● **Brief**: Pictures should be excluded; otherwise, copy every entry exactly.

● **Task data**:
══════════════════════════════

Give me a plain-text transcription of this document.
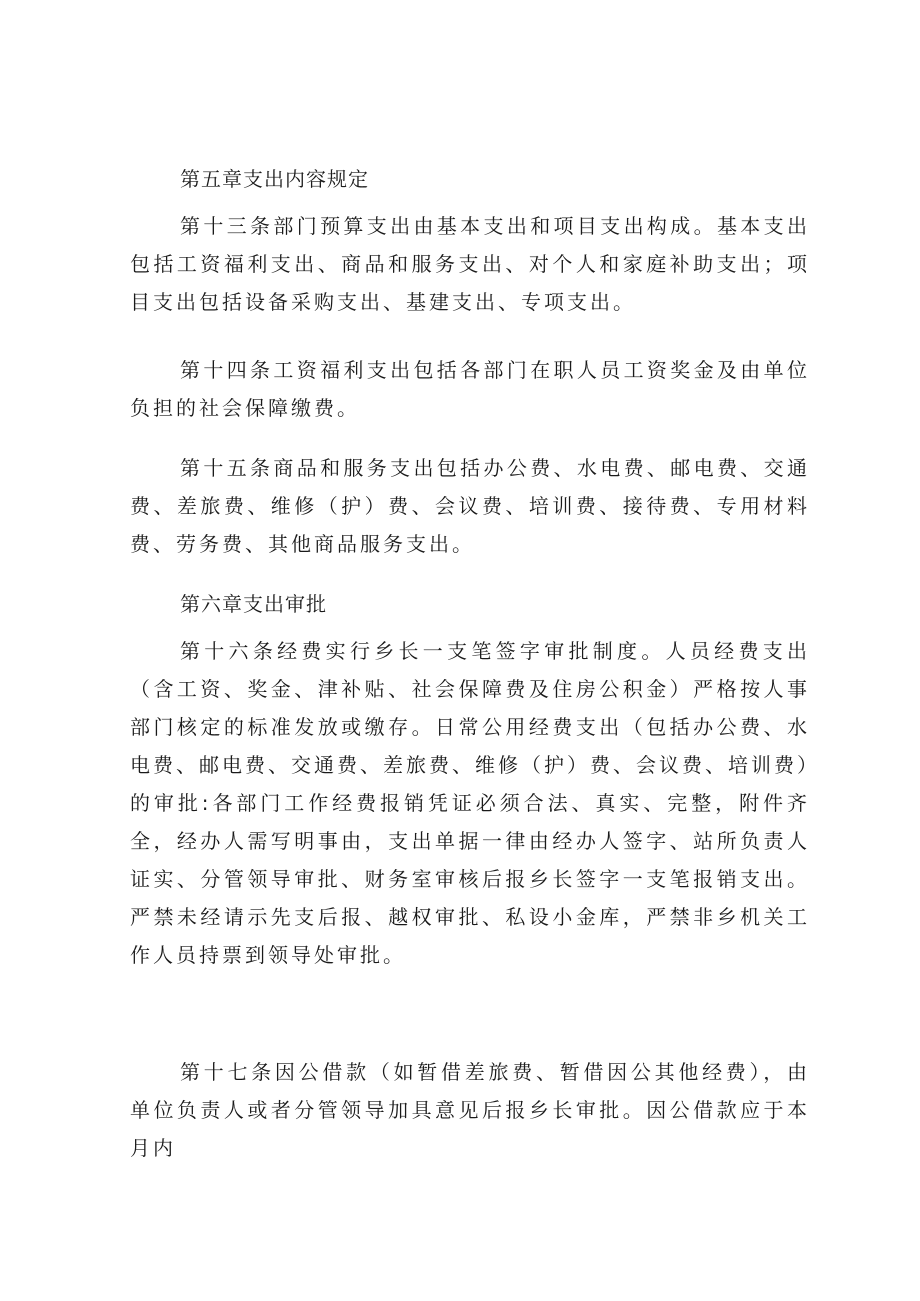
第五章支出内容规定

第十三条部门预算支出由基本支出和项目支出构成。基本支出包括工资福利支出、商品和服务支出、对个人和家庭补助支出；项目支出包括设备采购支出、基建支出、专项支出。

第十四条工资福利支出包括各部门在职人员工资奖金及由单位负担的社会保障缴费。

第十五条商品和服务支出包括办公费、水电费、邮电费、交通费、差旅费、维修（护）费、会议费、培训费、接待费、专用材料费、劳务费、其他商品服务支出。

第六章支出审批

第十六条经费实行乡长一支笔签字审批制度。人员经费支出（含工资、奖金、津补贴、社会保障费及住房公积金）严格按人事部门核定的标准发放或缴存。日常公用经费支出（包括办公费、水电费、邮电费、交通费、差旅费、维修（护）费、会议费、培训费）的审批:各部门工作经费报销凭证必须合法、真实、完整，附件齐全，经办人需写明事由，支出单据一律由经办人签字、站所负责人证实、分管领导审批、财务室审核后报乡长签字一支笔报销支出。严禁未经请示先支后报、越权审批、私设小金库，严禁非乡机关工作人员持票到领导处审批。

第十七条因公借款（如暂借差旅费、暂借因公其他经费），由单位负责人或者分管领导加具意见后报乡长审批。因公借款应于本月内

══════════════════════════════

● **Answer for this exercise**:
Give me a plain-text transcription of this document.
第五章支出内容规定

第十三条部门预算支出由基本支出和项目支出构成。基本支出包括工资福利支出、商品和服务支出、对个人和家庭补助支出；项目支出包括设备采购支出、基建支出、专项支出。

第十四条工资福利支出包括各部门在职人员工资奖金及由单位负担的社会保障缴费。

第十五条商品和服务支出包括办公费、水电费、邮电费、交通费、差旅费、维修（护）费、会议费、培训费、接待费、专用材料费、劳务费、其他商品服务支出。

第六章支出审批

第十六条经费实行乡长一支笔签字审批制度。人员经费支出（含工资、奖金、津补贴、社会保障费及住房公积金）严格按人事部门核定的标准发放或缴存。日常公用经费支出（包括办公费、水电费、邮电费、交通费、差旅费、维修（护）费、会议费、培训费）的审批:各部门工作经费报销凭证必须合法、真实、完整，附件齐全，经办人需写明事由，支出单据一律由经办人签字、站所负责人证实、分管领导审批、财务室审核后报乡长签字一支笔报销支出。严禁未经请示先支后报、越权审批、私设小金库，严禁非乡机关工作人员持票到领导处审批。

第十七条因公借款（如暂借差旅费、暂借因公其他经费），由单位负责人或者分管领导加具意见后报乡长审批。因公借款应于本月内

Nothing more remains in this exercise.